Stored data
********************

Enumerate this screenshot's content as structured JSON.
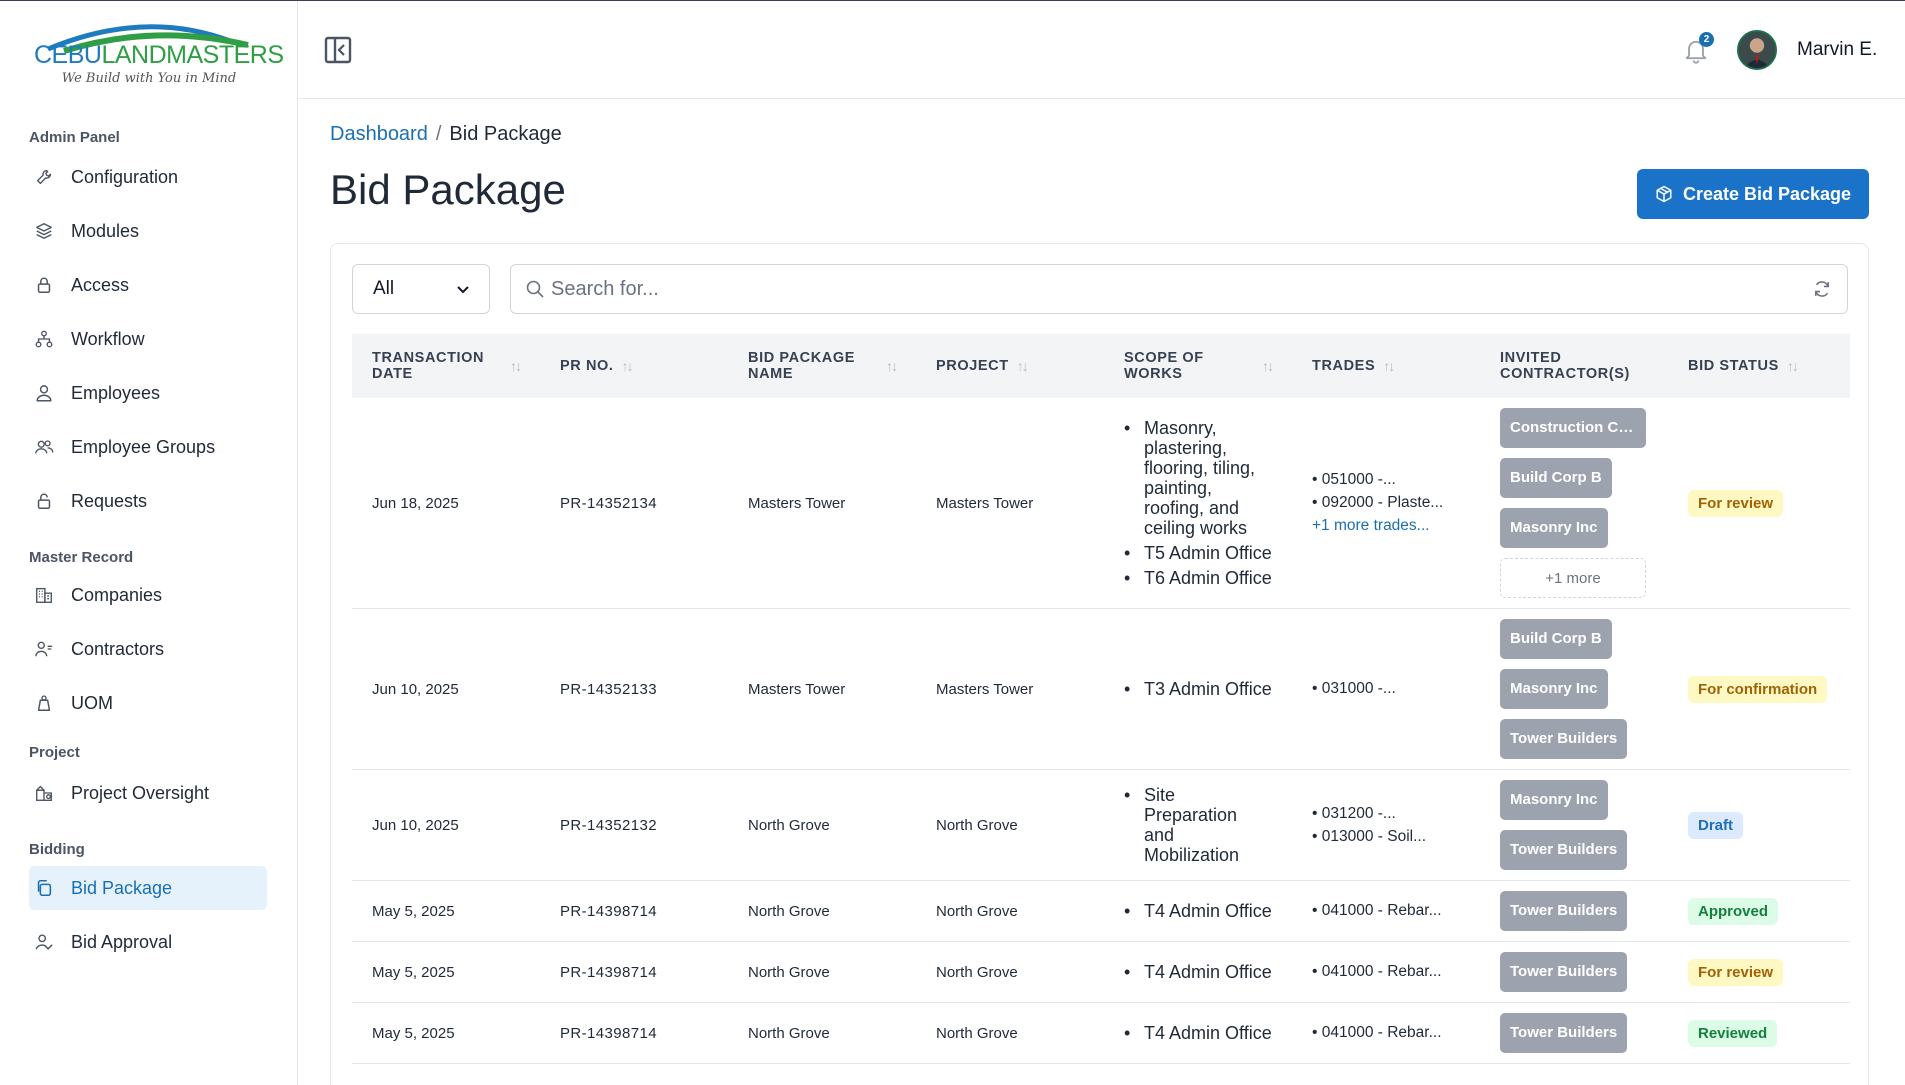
{
  "logo": {
    "word1": "CEBU",
    "word2": "LANDMASTERS",
    "tagline": "We Build with You in Mind"
  },
  "sidebar": {
    "sections": [
      {
        "title": "Admin Panel",
        "items": [
          {
            "label": "Configuration",
            "icon": "wrench-icon"
          },
          {
            "label": "Modules",
            "icon": "layers-icon"
          },
          {
            "label": "Access",
            "icon": "lock-icon"
          },
          {
            "label": "Workflow",
            "icon": "workflow-icon"
          },
          {
            "label": "Employees",
            "icon": "user-icon"
          },
          {
            "label": "Employee Groups",
            "icon": "users-icon"
          },
          {
            "label": "Requests",
            "icon": "unlock-icon"
          }
        ]
      },
      {
        "title": "Master Record",
        "items": [
          {
            "label": "Companies",
            "icon": "building-icon"
          },
          {
            "label": "Contractors",
            "icon": "contractor-icon"
          },
          {
            "label": "UOM",
            "icon": "weight-icon"
          }
        ]
      },
      {
        "title": "Project",
        "items": [
          {
            "label": "Project Oversight",
            "icon": "project-icon"
          }
        ]
      },
      {
        "title": "Bidding",
        "items": [
          {
            "label": "Bid Package",
            "icon": "copy-icon",
            "active": true
          },
          {
            "label": "Bid Approval",
            "icon": "user-check-icon"
          }
        ]
      }
    ]
  },
  "topbar": {
    "notification_count": "2",
    "user_name": "Marvin E."
  },
  "breadcrumb": {
    "home": "Dashboard",
    "separator": "/",
    "current": "Bid Package"
  },
  "page_title": "Bid Package",
  "create_button_label": "Create Bid Package",
  "filter": {
    "selected": "All"
  },
  "search": {
    "placeholder": "Search for..."
  },
  "table": {
    "columns": [
      "TRANSACTION DATE",
      "PR NO.",
      "BID PACKAGE NAME",
      "PROJECT",
      "SCOPE OF WORKS",
      "TRADES",
      "INVITED CONTRACTOR(S)",
      "BID STATUS"
    ],
    "rows": [
      {
        "date": "Jun 18, 2025",
        "pr": "PR-14352134",
        "name": "Masters Tower",
        "project": "Masters Tower",
        "scope": [
          "Masonry, plastering, flooring, tiling, painting, roofing, and ceiling works",
          "T5 Admin Office",
          "T6 Admin Office"
        ],
        "trades": [
          "051000 -...",
          "092000 - Plaste..."
        ],
        "trades_more": "+1 more trades...",
        "contractors": [
          "Construction C... A",
          "Build Corp B",
          "Masonry Inc"
        ],
        "contractors_more": "+1 more",
        "status": "For review",
        "status_class": "s-review"
      },
      {
        "date": "Jun 10, 2025",
        "pr": "PR-14352133",
        "name": "Masters Tower",
        "project": "Masters Tower",
        "scope": [
          "T3 Admin Office"
        ],
        "trades": [
          "031000 -..."
        ],
        "trades_more": "",
        "contractors": [
          "Build Corp B",
          "Masonry Inc",
          "Tower Builders"
        ],
        "contractors_more": "",
        "status": "For confirmation",
        "status_class": "s-confirm"
      },
      {
        "date": "Jun 10, 2025",
        "pr": "PR-14352132",
        "name": "North Grove",
        "project": "North Grove",
        "scope": [
          "Site Preparation and Mobilization"
        ],
        "trades": [
          "031200 -...",
          "013000 - Soil..."
        ],
        "trades_more": "",
        "contractors": [
          "Masonry Inc",
          "Tower Builders"
        ],
        "contractors_more": "",
        "status": "Draft",
        "status_class": "s-draft"
      },
      {
        "date": "May 5, 2025",
        "pr": "PR-14398714",
        "name": "North Grove",
        "project": "North Grove",
        "scope": [
          "T4 Admin Office"
        ],
        "trades": [
          "041000 - Rebar..."
        ],
        "trades_more": "",
        "contractors": [
          "Tower Builders"
        ],
        "contractors_more": "",
        "status": "Approved",
        "status_class": "s-approved"
      },
      {
        "date": "May 5, 2025",
        "pr": "PR-14398714",
        "name": "North Grove",
        "project": "North Grove",
        "scope": [
          "T4 Admin Office"
        ],
        "trades": [
          "041000 - Rebar..."
        ],
        "trades_more": "",
        "contractors": [
          "Tower Builders"
        ],
        "contractors_more": "",
        "status": "For review",
        "status_class": "s-review"
      },
      {
        "date": "May 5, 2025",
        "pr": "PR-14398714",
        "name": "North Grove",
        "project": "North Grove",
        "scope": [
          "T4 Admin Office"
        ],
        "trades": [
          "041000 - Rebar..."
        ],
        "trades_more": "",
        "contractors": [
          "Tower Builders"
        ],
        "contractors_more": "",
        "status": "Reviewed",
        "status_class": "s-reviewed"
      }
    ]
  }
}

********************

(Your objective) Give every line of the material that includes the string "Masonry".

(Correct output)
          "Masonry, plastering, flooring, tiling, painting, roofing, and ceiling works",
          "Masonry Inc"
          "Masonry Inc",
          "Masonry Inc",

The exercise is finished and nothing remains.